Whenever a line below holds the word "deverá", copy that line.

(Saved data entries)
———

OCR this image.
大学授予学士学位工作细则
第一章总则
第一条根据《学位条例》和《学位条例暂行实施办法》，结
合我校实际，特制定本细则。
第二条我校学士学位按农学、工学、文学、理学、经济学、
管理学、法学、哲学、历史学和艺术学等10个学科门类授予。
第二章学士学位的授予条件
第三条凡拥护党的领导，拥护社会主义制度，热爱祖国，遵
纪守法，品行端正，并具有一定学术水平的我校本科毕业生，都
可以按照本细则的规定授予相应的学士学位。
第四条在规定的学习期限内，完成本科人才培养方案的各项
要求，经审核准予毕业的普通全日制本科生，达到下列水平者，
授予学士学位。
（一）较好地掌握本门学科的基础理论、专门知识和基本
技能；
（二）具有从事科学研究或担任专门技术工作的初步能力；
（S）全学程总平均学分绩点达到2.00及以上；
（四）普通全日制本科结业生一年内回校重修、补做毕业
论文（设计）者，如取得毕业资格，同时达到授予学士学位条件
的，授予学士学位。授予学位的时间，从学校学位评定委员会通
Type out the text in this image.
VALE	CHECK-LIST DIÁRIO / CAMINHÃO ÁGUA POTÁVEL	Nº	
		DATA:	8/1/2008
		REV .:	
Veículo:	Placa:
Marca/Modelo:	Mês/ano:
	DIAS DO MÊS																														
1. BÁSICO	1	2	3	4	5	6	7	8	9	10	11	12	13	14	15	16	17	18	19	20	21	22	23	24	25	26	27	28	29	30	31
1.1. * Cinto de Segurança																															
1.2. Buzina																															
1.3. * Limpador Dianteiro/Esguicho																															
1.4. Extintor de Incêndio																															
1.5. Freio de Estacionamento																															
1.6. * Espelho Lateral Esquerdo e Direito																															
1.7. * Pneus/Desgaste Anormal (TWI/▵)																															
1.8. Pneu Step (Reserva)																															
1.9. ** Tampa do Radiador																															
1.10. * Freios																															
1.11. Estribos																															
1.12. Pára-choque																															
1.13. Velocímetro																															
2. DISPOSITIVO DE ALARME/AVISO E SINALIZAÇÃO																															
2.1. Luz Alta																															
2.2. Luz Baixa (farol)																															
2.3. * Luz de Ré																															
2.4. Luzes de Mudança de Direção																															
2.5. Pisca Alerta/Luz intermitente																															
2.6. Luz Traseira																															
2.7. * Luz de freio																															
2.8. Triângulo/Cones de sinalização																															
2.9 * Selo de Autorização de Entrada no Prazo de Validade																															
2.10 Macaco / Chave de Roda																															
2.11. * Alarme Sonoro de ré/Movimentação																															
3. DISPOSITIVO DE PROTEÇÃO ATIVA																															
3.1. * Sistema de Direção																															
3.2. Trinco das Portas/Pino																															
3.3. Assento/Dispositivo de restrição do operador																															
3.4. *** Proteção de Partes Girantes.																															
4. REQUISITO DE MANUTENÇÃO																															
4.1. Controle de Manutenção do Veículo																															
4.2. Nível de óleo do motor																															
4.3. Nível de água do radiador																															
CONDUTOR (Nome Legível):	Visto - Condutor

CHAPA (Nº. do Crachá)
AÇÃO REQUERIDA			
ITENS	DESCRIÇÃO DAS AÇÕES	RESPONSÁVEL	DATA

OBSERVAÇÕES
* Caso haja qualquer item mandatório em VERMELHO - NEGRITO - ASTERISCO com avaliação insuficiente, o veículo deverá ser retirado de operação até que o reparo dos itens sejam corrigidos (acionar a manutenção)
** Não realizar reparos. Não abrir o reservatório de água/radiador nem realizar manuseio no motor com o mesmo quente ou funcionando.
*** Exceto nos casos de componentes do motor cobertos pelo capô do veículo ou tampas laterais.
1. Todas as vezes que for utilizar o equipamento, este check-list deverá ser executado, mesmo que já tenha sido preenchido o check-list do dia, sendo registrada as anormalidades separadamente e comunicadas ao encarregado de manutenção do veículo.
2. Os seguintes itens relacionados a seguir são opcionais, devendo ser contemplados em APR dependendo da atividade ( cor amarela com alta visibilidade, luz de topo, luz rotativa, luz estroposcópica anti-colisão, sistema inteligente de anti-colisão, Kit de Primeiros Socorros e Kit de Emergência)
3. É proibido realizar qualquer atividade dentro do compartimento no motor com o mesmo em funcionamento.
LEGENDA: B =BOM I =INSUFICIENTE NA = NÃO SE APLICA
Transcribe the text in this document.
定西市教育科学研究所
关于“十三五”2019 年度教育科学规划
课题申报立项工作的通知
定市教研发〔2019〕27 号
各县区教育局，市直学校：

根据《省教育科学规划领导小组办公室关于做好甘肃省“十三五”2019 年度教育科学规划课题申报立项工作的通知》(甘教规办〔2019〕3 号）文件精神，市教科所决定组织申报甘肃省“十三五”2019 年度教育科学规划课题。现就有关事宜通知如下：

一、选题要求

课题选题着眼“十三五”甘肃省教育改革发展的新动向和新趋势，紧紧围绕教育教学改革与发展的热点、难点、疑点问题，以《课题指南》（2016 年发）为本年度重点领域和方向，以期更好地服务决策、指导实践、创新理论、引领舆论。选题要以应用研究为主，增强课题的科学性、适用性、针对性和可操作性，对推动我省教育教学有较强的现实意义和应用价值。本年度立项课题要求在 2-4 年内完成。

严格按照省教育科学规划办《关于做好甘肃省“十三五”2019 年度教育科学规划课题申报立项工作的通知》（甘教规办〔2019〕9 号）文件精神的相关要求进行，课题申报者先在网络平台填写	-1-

———

§ **RESULT**:
* Caso haja qualquer item mandatório em VERMELHO - NEGRITO - ASTERISCO com avaliação insuficiente, o veículo deverá ser retirado de operação até que o reparo dos itens sejam corrigidos (acionar a manutenção)
1. Todas as vezes que for utilizar o equipamento, este check-list deverá ser executado, mesmo que já tenha sido preenchido o check-list do dia, sendo registrada as anormalidades separadamente e comunicadas ao encarregado de manutenção do veículo.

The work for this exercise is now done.